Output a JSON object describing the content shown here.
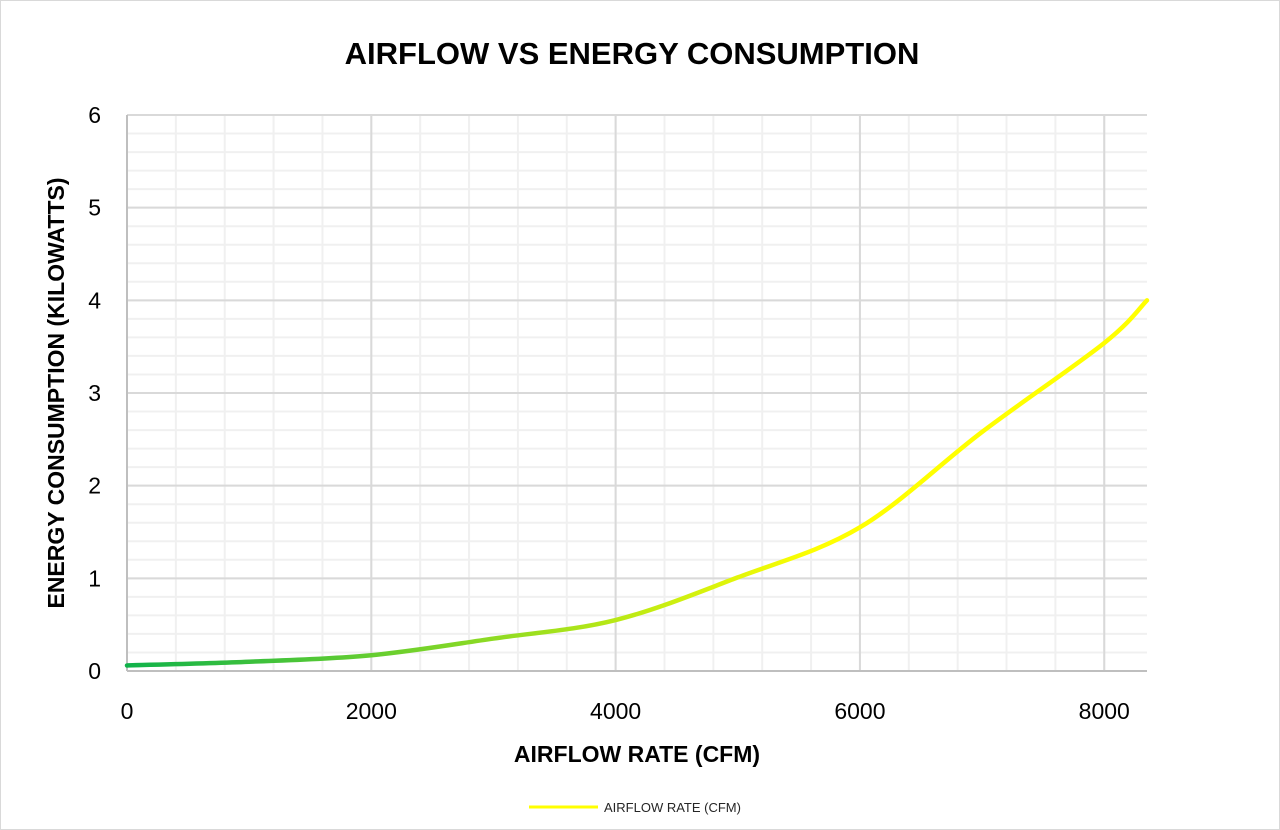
{
  "chart_data": {
    "type": "line",
    "title": "AIRFLOW VS ENERGY CONSUMPTION",
    "xlabel": "AIRFLOW RATE (CFM)",
    "ylabel": "ENERGY CONSUMPTION (KILOWATTS)",
    "xlim": [
      0,
      8350
    ],
    "ylim": [
      0,
      6
    ],
    "xticks": [
      0,
      2000,
      4000,
      6000,
      8000
    ],
    "yticks": [
      0,
      1,
      2,
      3,
      4,
      5,
      6
    ],
    "x_minor_step": 400,
    "y_minor_step": 0.2,
    "grid": true,
    "legend_position": "bottom",
    "series": [
      {
        "name": "AIRFLOW RATE (CFM)",
        "x": [
          0,
          1000,
          2000,
          3000,
          4000,
          5000,
          6000,
          7000,
          8000,
          8350
        ],
        "y": [
          0.06,
          0.1,
          0.17,
          0.35,
          0.55,
          1.01,
          1.55,
          2.58,
          3.54,
          4.0
        ],
        "color_start": "#10b24a",
        "color_end": "#ffff00"
      }
    ]
  }
}
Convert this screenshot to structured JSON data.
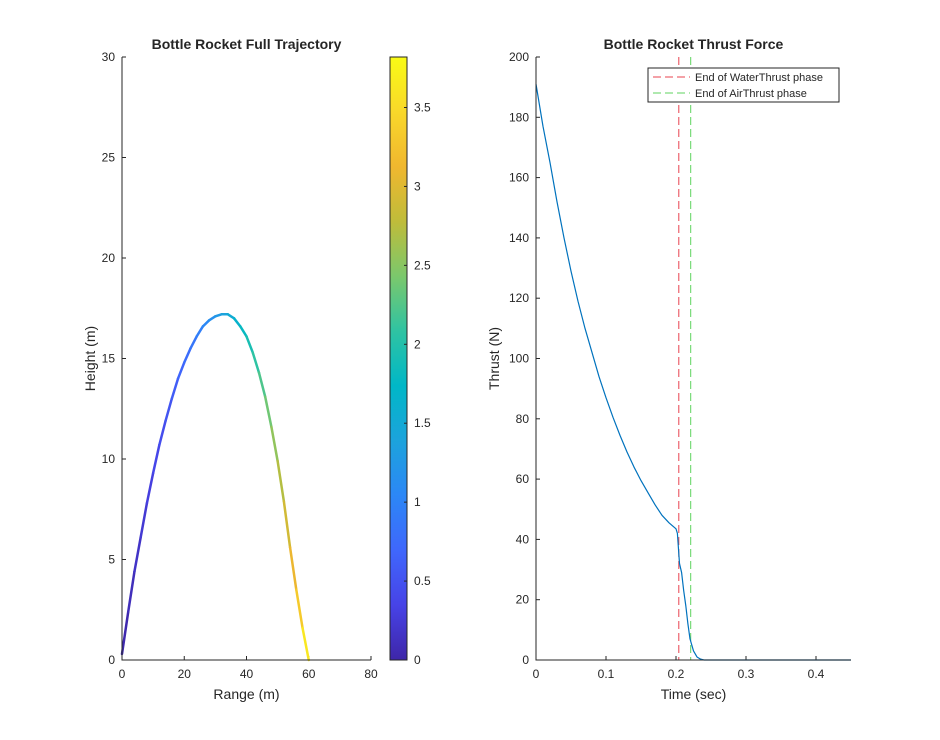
{
  "chart_data": [
    {
      "type": "line",
      "title": "Bottle Rocket Full Trajectory",
      "xlabel": "Range (m)",
      "ylabel": "Height (m)",
      "xlim": [
        0,
        80
      ],
      "ylim": [
        0,
        30
      ],
      "xticks": [
        "0",
        "20",
        "40",
        "60",
        "80"
      ],
      "yticks": [
        "0",
        "5",
        "10",
        "15",
        "20",
        "25",
        "30"
      ],
      "grid": false,
      "series": [
        {
          "x": [
            0,
            2,
            4,
            6,
            8,
            10,
            12,
            14,
            16,
            18,
            20,
            22,
            24,
            26,
            28,
            30,
            32,
            34,
            36,
            38,
            40,
            42,
            44,
            46,
            48,
            50,
            52,
            54,
            56,
            58,
            60
          ],
          "y": [
            0.3,
            2.4,
            4.4,
            6.1,
            7.8,
            9.3,
            10.7,
            11.9,
            13.0,
            14.0,
            14.8,
            15.5,
            16.1,
            16.6,
            16.9,
            17.1,
            17.2,
            17.2,
            17.0,
            16.6,
            16.1,
            15.3,
            14.3,
            13.1,
            11.6,
            9.9,
            7.9,
            5.6,
            3.5,
            1.6,
            0.0
          ],
          "c": [
            0.0,
            0.07,
            0.14,
            0.2,
            0.27,
            0.34,
            0.41,
            0.48,
            0.56,
            0.64,
            0.72,
            0.81,
            0.9,
            1.0,
            1.1,
            1.21,
            1.33,
            1.45,
            1.58,
            1.72,
            1.86,
            2.0,
            2.15,
            2.3,
            2.46,
            2.63,
            2.81,
            3.0,
            3.2,
            3.45,
            3.8
          ]
        }
      ],
      "colorbar": {
        "ticks": [
          "0",
          "0.5",
          "1",
          "1.5",
          "2",
          "2.5",
          "3",
          "3.5"
        ],
        "clim": [
          0,
          3.82
        ],
        "colormap": [
          "#3e26a8",
          "#4743e7",
          "#3f67fc",
          "#2c87f6",
          "#1ca3dc",
          "#00b7c7",
          "#2fc3a2",
          "#7bc86c",
          "#bfbc3a",
          "#f0b72f",
          "#f9d82a",
          "#f9fb15"
        ]
      }
    },
    {
      "type": "line",
      "title": "Bottle Rocket Thrust Force",
      "xlabel": "Time (sec)",
      "ylabel": "Thrust (N)",
      "xlim": [
        0,
        0.45
      ],
      "ylim": [
        0,
        200
      ],
      "xticks": [
        "0",
        "0.1",
        "0.2",
        "0.3",
        "0.4"
      ],
      "yticks": [
        "0",
        "20",
        "40",
        "60",
        "80",
        "100",
        "120",
        "140",
        "160",
        "180",
        "200"
      ],
      "grid": false,
      "series": [
        {
          "name": "Thrust",
          "color": "#0072bd",
          "x": [
            0,
            0.005,
            0.01,
            0.02,
            0.03,
            0.04,
            0.05,
            0.06,
            0.07,
            0.08,
            0.09,
            0.1,
            0.11,
            0.12,
            0.13,
            0.14,
            0.15,
            0.16,
            0.17,
            0.18,
            0.19,
            0.2,
            0.202,
            0.205,
            0.208,
            0.211,
            0.214,
            0.217,
            0.22,
            0.225,
            0.23,
            0.235,
            0.24,
            0.25,
            0.3,
            0.35,
            0.4,
            0.45
          ],
          "y": [
            191,
            184,
            177,
            165,
            152,
            140,
            129,
            119,
            110,
            102,
            94,
            87,
            80.5,
            74.5,
            69,
            64,
            59.5,
            55.5,
            51.5,
            48,
            45.5,
            43.5,
            42,
            32,
            29,
            23,
            18,
            12,
            7,
            3,
            1,
            0.3,
            0,
            0,
            0,
            0,
            0,
            0
          ]
        }
      ],
      "vlines": [
        {
          "name": "End of WaterThrust phase",
          "x": 0.204,
          "color": "#e8434f"
        },
        {
          "name": "End of AirThrust phase",
          "x": 0.221,
          "color": "#5fd35f"
        }
      ],
      "legend_position": "top-right"
    }
  ]
}
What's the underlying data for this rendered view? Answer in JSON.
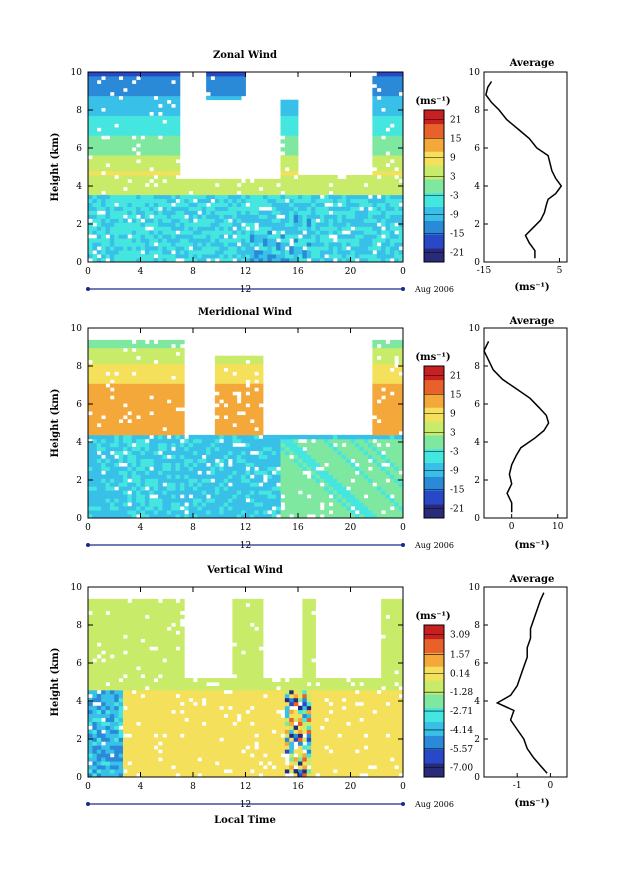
○ ○ ○
## Problem description
Filter the listing for the word "title" and copy every line that holds it.

## Worked solution
    "title": "AIRFLOW VS ENERGY CONSUMPTION",
      "title": "Bottle Rocket Full Trajectory",
      "title": "Bottle Rocket Thrust Force",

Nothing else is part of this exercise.